• [TO BE DONE]:
Copy, from the entries below, each line in which the string "Внутренний" appears.

___ MATERIALS PROVIDED

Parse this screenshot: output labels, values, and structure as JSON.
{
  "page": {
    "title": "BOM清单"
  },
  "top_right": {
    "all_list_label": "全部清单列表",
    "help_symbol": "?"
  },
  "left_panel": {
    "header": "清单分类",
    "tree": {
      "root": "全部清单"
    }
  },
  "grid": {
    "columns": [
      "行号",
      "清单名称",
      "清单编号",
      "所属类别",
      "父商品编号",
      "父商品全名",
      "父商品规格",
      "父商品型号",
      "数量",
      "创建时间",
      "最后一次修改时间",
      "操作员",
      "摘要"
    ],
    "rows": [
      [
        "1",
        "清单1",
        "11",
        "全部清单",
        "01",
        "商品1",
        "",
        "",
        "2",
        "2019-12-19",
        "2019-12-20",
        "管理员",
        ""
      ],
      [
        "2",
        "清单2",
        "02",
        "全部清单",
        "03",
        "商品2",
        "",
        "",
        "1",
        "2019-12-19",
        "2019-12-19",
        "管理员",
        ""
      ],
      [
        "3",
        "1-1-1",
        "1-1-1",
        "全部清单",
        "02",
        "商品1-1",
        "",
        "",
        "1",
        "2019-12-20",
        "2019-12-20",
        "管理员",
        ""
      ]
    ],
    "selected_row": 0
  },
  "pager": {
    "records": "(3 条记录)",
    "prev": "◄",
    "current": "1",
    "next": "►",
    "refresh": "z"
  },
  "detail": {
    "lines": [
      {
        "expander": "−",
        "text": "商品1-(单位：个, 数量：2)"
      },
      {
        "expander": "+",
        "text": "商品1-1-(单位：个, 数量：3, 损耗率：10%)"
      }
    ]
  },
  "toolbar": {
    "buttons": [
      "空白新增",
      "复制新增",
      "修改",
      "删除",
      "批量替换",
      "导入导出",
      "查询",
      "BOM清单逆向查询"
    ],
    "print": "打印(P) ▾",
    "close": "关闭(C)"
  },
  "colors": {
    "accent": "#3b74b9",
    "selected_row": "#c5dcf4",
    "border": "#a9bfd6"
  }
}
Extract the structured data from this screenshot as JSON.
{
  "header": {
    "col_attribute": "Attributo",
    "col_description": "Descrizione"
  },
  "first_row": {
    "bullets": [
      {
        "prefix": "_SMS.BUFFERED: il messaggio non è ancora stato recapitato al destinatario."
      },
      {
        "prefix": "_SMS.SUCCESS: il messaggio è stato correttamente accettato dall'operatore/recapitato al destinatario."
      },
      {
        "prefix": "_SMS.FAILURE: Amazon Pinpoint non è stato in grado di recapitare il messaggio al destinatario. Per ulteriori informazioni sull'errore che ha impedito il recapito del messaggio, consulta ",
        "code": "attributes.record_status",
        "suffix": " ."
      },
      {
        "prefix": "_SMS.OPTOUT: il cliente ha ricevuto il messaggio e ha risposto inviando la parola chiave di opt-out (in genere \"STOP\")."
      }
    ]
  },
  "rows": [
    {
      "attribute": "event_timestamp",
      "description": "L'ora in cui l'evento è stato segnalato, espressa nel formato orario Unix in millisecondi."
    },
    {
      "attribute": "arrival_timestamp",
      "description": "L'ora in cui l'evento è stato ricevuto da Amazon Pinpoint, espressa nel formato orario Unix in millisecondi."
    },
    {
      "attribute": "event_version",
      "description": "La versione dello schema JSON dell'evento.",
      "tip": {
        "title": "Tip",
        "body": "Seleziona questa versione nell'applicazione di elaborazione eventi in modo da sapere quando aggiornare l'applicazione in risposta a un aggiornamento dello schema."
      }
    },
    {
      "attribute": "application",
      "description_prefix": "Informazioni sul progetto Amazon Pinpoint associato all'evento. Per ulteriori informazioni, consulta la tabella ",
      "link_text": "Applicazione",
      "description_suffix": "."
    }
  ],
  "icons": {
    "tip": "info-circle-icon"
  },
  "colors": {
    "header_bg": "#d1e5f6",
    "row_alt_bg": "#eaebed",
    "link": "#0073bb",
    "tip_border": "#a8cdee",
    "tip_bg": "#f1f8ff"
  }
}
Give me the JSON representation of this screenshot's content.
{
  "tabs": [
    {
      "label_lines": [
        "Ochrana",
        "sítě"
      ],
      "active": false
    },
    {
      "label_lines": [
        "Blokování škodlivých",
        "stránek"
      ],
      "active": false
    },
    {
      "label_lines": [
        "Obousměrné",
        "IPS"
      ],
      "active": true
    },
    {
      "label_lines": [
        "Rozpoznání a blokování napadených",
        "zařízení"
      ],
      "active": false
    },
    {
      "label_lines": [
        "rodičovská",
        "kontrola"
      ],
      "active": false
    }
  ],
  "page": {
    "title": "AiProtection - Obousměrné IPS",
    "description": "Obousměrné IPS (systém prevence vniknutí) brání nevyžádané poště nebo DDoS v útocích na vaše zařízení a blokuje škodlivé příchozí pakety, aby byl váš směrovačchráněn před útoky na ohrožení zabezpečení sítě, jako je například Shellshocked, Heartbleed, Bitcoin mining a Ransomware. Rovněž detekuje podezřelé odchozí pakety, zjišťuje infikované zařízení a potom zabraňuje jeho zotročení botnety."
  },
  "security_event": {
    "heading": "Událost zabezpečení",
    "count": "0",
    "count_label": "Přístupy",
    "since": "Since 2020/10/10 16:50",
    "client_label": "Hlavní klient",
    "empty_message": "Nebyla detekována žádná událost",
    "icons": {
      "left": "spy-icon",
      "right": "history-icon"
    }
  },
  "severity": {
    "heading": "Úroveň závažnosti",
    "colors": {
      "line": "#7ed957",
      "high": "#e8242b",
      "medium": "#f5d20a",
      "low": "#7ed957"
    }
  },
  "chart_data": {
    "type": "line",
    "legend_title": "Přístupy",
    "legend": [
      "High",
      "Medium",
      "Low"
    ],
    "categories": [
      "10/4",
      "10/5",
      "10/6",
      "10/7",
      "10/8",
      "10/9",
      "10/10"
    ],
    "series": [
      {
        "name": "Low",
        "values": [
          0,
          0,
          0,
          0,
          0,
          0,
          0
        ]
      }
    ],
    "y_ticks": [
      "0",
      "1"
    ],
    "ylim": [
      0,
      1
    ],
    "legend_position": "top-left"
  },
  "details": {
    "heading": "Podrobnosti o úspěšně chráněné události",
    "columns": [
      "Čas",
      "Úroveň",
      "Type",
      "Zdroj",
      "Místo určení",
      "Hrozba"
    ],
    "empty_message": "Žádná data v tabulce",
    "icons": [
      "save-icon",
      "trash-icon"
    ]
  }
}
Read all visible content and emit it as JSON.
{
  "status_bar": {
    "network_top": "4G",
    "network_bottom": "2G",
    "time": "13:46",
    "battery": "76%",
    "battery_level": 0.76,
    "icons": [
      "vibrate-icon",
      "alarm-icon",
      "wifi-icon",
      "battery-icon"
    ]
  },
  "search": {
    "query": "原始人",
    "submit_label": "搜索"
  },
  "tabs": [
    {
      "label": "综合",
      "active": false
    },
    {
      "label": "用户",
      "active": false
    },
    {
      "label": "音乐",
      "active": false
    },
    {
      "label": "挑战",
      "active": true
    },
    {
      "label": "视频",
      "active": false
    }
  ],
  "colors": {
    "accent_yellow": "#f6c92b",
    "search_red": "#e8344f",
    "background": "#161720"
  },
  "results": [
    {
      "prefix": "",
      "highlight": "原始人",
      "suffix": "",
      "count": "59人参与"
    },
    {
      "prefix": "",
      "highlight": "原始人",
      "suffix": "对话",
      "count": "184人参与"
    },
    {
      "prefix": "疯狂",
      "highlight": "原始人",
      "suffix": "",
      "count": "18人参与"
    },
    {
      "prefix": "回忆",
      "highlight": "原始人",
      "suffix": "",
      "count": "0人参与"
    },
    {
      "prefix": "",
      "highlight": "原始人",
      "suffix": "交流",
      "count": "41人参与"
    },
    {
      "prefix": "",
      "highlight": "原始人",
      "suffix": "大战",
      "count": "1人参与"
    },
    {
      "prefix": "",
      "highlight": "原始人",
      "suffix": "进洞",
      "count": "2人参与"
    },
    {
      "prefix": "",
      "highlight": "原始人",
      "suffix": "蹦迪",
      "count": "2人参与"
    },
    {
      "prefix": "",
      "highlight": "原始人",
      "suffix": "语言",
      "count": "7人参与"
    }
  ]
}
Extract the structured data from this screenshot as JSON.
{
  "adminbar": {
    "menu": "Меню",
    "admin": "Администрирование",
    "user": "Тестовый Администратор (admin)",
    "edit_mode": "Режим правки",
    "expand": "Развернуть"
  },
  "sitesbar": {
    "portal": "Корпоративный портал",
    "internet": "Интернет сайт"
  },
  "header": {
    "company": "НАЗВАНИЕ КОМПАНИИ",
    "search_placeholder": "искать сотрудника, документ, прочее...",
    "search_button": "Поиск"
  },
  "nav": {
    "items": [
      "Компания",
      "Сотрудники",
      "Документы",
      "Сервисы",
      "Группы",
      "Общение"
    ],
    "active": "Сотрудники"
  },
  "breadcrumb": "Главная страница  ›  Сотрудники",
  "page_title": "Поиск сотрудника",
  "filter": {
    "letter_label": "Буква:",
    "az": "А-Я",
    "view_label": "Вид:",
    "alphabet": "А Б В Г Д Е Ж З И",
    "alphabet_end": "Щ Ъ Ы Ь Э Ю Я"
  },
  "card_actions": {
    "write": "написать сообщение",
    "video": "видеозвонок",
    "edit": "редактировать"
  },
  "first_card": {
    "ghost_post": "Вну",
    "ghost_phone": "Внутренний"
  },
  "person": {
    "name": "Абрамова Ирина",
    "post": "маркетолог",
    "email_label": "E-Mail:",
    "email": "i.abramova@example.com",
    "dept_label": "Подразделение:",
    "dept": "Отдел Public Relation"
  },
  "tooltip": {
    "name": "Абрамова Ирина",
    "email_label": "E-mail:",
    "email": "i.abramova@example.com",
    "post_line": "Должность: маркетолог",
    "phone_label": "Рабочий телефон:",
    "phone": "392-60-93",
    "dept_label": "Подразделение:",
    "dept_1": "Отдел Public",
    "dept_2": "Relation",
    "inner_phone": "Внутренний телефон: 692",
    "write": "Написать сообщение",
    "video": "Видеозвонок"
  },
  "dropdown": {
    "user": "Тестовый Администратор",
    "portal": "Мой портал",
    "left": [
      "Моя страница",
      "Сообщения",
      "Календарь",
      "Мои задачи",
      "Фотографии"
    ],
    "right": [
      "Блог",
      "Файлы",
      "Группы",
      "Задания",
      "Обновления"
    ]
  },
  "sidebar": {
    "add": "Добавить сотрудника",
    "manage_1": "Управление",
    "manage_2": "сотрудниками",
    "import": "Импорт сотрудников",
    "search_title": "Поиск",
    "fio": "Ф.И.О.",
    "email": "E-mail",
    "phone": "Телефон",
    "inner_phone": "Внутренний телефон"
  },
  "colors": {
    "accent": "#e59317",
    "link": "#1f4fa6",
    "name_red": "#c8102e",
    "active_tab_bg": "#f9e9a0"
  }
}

______

• [RESULT]:
    "ghost_phone": "Внутренний"
    "inner_phone": "Внутренний телефон: 692",
    "inner_phone": "Внутренний телефон"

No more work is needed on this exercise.